> [Directions]
Repeat the records below verbatim, and do not copy their pictures.

> [Records for this exercise]
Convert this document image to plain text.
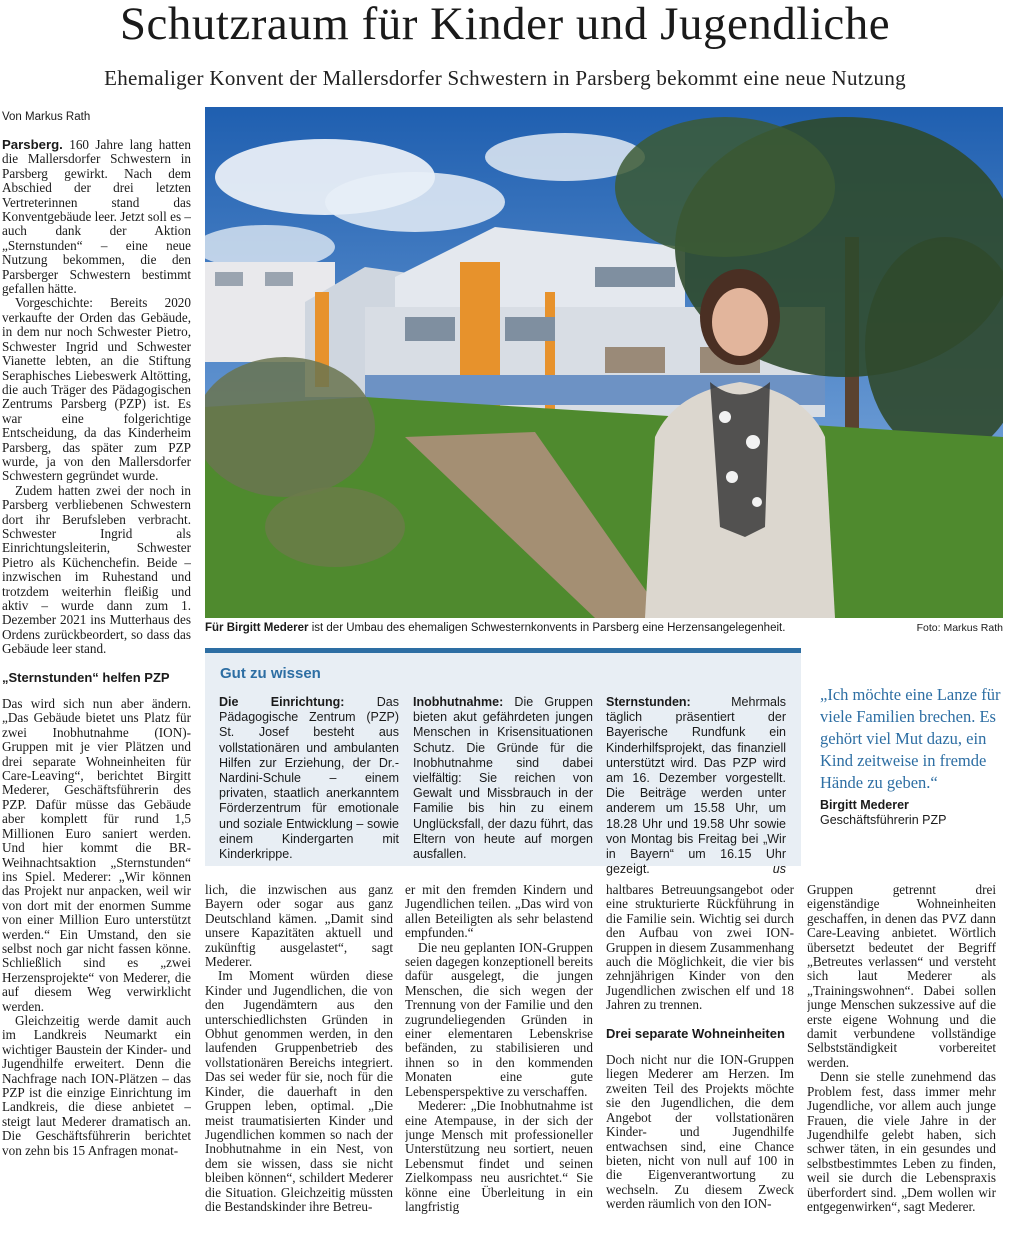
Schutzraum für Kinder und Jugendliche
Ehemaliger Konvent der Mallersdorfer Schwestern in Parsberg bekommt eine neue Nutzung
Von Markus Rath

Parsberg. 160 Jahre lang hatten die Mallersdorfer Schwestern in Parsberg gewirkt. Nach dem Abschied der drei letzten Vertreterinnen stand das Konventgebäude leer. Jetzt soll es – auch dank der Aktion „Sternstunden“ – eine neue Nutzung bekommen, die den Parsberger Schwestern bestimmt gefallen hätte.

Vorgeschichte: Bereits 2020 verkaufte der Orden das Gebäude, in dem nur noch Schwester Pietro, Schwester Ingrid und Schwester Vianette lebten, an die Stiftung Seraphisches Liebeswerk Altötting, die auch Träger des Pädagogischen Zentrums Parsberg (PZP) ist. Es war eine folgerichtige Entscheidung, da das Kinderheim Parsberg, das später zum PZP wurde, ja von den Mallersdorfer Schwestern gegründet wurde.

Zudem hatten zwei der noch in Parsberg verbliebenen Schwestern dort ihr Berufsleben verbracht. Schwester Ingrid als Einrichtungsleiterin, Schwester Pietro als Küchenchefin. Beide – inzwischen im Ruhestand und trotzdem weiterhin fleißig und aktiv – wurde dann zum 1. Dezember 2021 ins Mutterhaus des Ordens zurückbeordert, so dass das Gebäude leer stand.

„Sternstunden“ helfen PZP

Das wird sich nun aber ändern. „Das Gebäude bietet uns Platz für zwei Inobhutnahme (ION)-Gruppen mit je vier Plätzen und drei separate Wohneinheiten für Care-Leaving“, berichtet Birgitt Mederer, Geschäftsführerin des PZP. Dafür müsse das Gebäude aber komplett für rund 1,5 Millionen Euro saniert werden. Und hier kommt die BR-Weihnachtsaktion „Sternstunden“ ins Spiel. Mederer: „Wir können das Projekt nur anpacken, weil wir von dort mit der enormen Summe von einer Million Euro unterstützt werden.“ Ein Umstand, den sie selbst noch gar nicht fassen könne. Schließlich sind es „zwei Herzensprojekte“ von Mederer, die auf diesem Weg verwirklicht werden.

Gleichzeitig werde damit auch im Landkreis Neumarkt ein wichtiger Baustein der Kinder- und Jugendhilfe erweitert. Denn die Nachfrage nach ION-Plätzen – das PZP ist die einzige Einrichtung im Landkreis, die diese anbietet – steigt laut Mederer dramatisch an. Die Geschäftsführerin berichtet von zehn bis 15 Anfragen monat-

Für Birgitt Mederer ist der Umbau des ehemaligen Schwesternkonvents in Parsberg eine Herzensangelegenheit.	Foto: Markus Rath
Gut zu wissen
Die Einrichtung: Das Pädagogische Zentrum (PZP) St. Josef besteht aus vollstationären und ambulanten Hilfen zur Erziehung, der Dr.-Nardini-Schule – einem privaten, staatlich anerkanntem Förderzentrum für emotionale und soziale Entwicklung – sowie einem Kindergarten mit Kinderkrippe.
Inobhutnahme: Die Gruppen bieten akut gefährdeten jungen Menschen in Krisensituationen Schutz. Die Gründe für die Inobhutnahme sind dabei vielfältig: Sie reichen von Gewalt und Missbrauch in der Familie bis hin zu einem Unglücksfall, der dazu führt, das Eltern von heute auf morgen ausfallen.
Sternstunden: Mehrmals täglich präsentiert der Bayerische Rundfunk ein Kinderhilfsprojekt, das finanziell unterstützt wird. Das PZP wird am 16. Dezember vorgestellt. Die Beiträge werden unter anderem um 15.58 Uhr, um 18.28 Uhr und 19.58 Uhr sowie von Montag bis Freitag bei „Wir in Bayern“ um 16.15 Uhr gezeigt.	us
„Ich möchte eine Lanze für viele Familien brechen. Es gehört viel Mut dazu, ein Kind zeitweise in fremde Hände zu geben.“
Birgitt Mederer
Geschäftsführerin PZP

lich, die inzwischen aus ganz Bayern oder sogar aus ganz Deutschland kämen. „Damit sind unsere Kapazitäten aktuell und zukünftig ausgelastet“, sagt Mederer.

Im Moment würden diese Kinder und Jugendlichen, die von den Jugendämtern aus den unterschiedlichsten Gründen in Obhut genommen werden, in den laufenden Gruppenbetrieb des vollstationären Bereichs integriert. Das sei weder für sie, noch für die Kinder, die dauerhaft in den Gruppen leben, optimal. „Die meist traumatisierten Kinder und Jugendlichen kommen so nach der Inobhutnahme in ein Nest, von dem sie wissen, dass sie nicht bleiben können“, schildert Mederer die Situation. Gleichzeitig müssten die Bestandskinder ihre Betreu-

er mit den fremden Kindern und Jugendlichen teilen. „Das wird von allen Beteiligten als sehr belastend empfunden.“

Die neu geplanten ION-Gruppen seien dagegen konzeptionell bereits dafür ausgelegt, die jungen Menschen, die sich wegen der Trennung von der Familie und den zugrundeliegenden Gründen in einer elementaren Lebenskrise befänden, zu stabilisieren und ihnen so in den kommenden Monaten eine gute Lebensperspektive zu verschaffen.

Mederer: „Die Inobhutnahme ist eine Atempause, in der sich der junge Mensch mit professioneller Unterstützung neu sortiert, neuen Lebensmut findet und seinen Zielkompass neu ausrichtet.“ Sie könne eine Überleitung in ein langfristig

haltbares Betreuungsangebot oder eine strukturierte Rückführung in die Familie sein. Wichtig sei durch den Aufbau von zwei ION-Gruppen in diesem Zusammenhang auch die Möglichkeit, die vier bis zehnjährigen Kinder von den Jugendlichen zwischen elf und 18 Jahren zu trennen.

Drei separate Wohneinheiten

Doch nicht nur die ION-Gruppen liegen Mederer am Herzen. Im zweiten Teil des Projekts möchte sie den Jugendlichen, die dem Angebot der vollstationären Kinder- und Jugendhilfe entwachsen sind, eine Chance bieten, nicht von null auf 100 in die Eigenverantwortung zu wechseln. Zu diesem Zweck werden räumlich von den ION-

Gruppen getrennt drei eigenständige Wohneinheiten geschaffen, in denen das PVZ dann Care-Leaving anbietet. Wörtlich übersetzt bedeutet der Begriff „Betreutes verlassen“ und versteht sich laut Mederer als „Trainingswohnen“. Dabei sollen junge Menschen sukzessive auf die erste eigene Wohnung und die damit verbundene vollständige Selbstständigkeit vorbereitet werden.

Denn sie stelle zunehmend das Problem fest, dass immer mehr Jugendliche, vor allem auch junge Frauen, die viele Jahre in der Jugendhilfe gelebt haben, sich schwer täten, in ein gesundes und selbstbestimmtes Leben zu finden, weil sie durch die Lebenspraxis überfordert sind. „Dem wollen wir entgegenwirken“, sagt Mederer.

> [Written solution]
Convert this document image to plain text.
Schutzraum für Kinder und Jugendliche
Ehemaliger Konvent der Mallersdorfer Schwestern in Parsberg bekommt eine neue Nutzung
Von Markus Rath

Parsberg. 160 Jahre lang hatten die Mallersdorfer Schwestern in Parsberg gewirkt. Nach dem Abschied der drei letzten Vertreterinnen stand das Konventgebäude leer. Jetzt soll es – auch dank der Aktion „Sternstunden“ – eine neue Nutzung bekommen, die den Parsberger Schwestern bestimmt gefallen hätte.

Vorgeschichte: Bereits 2020 verkaufte der Orden das Gebäude, in dem nur noch Schwester Pietro, Schwester Ingrid und Schwester Vianette lebten, an die Stiftung Seraphisches Liebeswerk Altötting, die auch Träger des Pädagogischen Zentrums Parsberg (PZP) ist. Es war eine folgerichtige Entscheidung, da das Kinderheim Parsberg, das später zum PZP wurde, ja von den Mallersdorfer Schwestern gegründet wurde.

Zudem hatten zwei der noch in Parsberg verbliebenen Schwestern dort ihr Berufsleben verbracht. Schwester Ingrid als Einrichtungsleiterin, Schwester Pietro als Küchenchefin. Beide – inzwischen im Ruhestand und trotzdem weiterhin fleißig und aktiv – wurde dann zum 1. Dezember 2021 ins Mutterhaus des Ordens zurückbeordert, so dass das Gebäude leer stand.

„Sternstunden“ helfen PZP

Das wird sich nun aber ändern. „Das Gebäude bietet uns Platz für zwei Inobhutnahme (ION)-Gruppen mit je vier Plätzen und drei separate Wohneinheiten für Care-Leaving“, berichtet Birgitt Mederer, Geschäftsführerin des PZP. Dafür müsse das Gebäude aber komplett für rund 1,5 Millionen Euro saniert werden. Und hier kommt die BR-Weihnachtsaktion „Sternstunden“ ins Spiel. Mederer: „Wir können das Projekt nur anpacken, weil wir von dort mit der enormen Summe von einer Million Euro unterstützt werden.“ Ein Umstand, den sie selbst noch gar nicht fassen könne. Schließlich sind es „zwei Herzensprojekte“ von Mederer, die auf diesem Weg verwirklicht werden.

Gleichzeitig werde damit auch im Landkreis Neumarkt ein wichtiger Baustein der Kinder- und Jugendhilfe erweitert. Denn die Nachfrage nach ION-Plätzen – das PZP ist die einzige Einrichtung im Landkreis, die diese anbietet – steigt laut Mederer dramatisch an. Die Geschäftsführerin berichtet von zehn bis 15 Anfragen monat-

Für Birgitt Mederer ist der Umbau des ehemaligen Schwesternkonvents in Parsberg eine Herzensangelegenheit.	Foto: Markus Rath
Gut zu wissen
Die Einrichtung: Das Pädagogische Zentrum (PZP) St. Josef besteht aus vollstationären und ambulanten Hilfen zur Erziehung, der Dr.-Nardini-Schule – einem privaten, staatlich anerkanntem Förderzentrum für emotionale und soziale Entwicklung – sowie einem Kindergarten mit Kinderkrippe.
Inobhutnahme: Die Gruppen bieten akut gefährdeten jungen Menschen in Krisensituationen Schutz. Die Gründe für die Inobhutnahme sind dabei vielfältig: Sie reichen von Gewalt und Missbrauch in der Familie bis hin zu einem Unglücksfall, der dazu führt, das Eltern von heute auf morgen ausfallen.
Sternstunden: Mehrmals täglich präsentiert der Bayerische Rundfunk ein Kinderhilfsprojekt, das finanziell unterstützt wird. Das PZP wird am 16. Dezember vorgestellt. Die Beiträge werden unter anderem um 15.58 Uhr, um 18.28 Uhr und 19.58 Uhr sowie von Montag bis Freitag bei „Wir in Bayern“ um 16.15 Uhr gezeigt.	us
„Ich möchte eine Lanze für viele Familien brechen. Es gehört viel Mut dazu, ein Kind zeitweise in fremde Hände zu geben.“
Birgitt Mederer
Geschäftsführerin PZP

lich, die inzwischen aus ganz Bayern oder sogar aus ganz Deutschland kämen. „Damit sind unsere Kapazitäten aktuell und zukünftig ausgelastet“, sagt Mederer.

Im Moment würden diese Kinder und Jugendlichen, die von den Jugendämtern aus den unterschiedlichsten Gründen in Obhut genommen werden, in den laufenden Gruppenbetrieb des vollstationären Bereichs integriert. Das sei weder für sie, noch für die Kinder, die dauerhaft in den Gruppen leben, optimal. „Die meist traumatisierten Kinder und Jugendlichen kommen so nach der Inobhutnahme in ein Nest, von dem sie wissen, dass sie nicht bleiben können“, schildert Mederer die Situation. Gleichzeitig müssten die Bestandskinder ihre Betreu-

er mit den fremden Kindern und Jugendlichen teilen. „Das wird von allen Beteiligten als sehr belastend empfunden.“

Die neu geplanten ION-Gruppen seien dagegen konzeptionell bereits dafür ausgelegt, die jungen Menschen, die sich wegen der Trennung von der Familie und den zugrundeliegenden Gründen in einer elementaren Lebenskrise befänden, zu stabilisieren und ihnen so in den kommenden Monaten eine gute Lebensperspektive zu verschaffen.

Mederer: „Die Inobhutnahme ist eine Atempause, in der sich der junge Mensch mit professioneller Unterstützung neu sortiert, neuen Lebensmut findet und seinen Zielkompass neu ausrichtet.“ Sie könne eine Überleitung in ein langfristig

haltbares Betreuungsangebot oder eine strukturierte Rückführung in die Familie sein. Wichtig sei durch den Aufbau von zwei ION-Gruppen in diesem Zusammenhang auch die Möglichkeit, die vier bis zehnjährigen Kinder von den Jugendlichen zwischen elf und 18 Jahren zu trennen.

Drei separate Wohneinheiten

Doch nicht nur die ION-Gruppen liegen Mederer am Herzen. Im zweiten Teil des Projekts möchte sie den Jugendlichen, die dem Angebot der vollstationären Kinder- und Jugendhilfe entwachsen sind, eine Chance bieten, nicht von null auf 100 in die Eigenverantwortung zu wechseln. Zu diesem Zweck werden räumlich von den ION-

Gruppen getrennt drei eigenständige Wohneinheiten geschaffen, in denen das PVZ dann Care-Leaving anbietet. Wörtlich übersetzt bedeutet der Begriff „Betreutes verlassen“ und versteht sich laut Mederer als „Trainingswohnen“. Dabei sollen junge Menschen sukzessive auf die erste eigene Wohnung und die damit verbundene vollständige Selbstständigkeit vorbereitet werden.

Denn sie stelle zunehmend das Problem fest, dass immer mehr Jugendliche, vor allem auch junge Frauen, die viele Jahre in der Jugendhilfe gelebt haben, sich schwer täten, in ein gesundes und selbstbestimmtes Leben zu finden, weil sie durch die Lebenspraxis überfordert sind. „Dem wollen wir entgegenwirken“, sagt Mederer.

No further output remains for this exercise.